- _Problem requirements_: Copy each line with the word "arrow" in it.
** Start of Data in this exercise **
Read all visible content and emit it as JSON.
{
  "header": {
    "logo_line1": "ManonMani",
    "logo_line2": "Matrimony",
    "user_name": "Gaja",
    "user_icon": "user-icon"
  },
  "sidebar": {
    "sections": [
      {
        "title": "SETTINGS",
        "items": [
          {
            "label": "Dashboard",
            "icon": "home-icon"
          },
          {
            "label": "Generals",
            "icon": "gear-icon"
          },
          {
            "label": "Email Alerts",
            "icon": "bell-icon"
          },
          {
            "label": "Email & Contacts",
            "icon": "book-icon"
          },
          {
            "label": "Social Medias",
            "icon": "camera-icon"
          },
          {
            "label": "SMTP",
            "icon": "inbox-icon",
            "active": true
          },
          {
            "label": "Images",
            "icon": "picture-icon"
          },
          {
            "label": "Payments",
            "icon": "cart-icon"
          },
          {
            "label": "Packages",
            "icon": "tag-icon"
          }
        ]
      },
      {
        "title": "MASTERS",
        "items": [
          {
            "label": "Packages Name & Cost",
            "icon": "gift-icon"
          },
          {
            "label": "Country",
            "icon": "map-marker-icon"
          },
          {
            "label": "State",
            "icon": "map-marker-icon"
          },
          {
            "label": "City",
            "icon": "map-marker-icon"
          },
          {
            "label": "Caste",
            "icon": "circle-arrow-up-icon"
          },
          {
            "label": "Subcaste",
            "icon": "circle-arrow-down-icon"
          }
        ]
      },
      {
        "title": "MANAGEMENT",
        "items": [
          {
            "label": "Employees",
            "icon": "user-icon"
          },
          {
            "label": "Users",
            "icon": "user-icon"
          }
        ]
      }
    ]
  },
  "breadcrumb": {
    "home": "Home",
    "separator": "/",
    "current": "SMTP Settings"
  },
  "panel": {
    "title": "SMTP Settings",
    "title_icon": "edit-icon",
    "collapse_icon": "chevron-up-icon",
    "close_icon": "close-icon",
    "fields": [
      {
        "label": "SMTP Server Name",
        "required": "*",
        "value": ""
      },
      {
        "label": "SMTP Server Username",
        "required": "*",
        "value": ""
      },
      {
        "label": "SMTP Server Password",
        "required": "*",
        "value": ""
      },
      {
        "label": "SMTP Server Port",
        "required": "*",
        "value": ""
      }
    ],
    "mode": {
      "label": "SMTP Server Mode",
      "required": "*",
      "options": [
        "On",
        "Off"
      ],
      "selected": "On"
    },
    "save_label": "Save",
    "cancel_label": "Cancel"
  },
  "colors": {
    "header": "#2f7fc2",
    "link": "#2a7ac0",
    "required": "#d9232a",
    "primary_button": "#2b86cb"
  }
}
** End of Data in this exercise **
- _Solution to this exercise_:
            "icon": "circle-arrow-up-icon"
            "icon": "circle-arrow-down-icon"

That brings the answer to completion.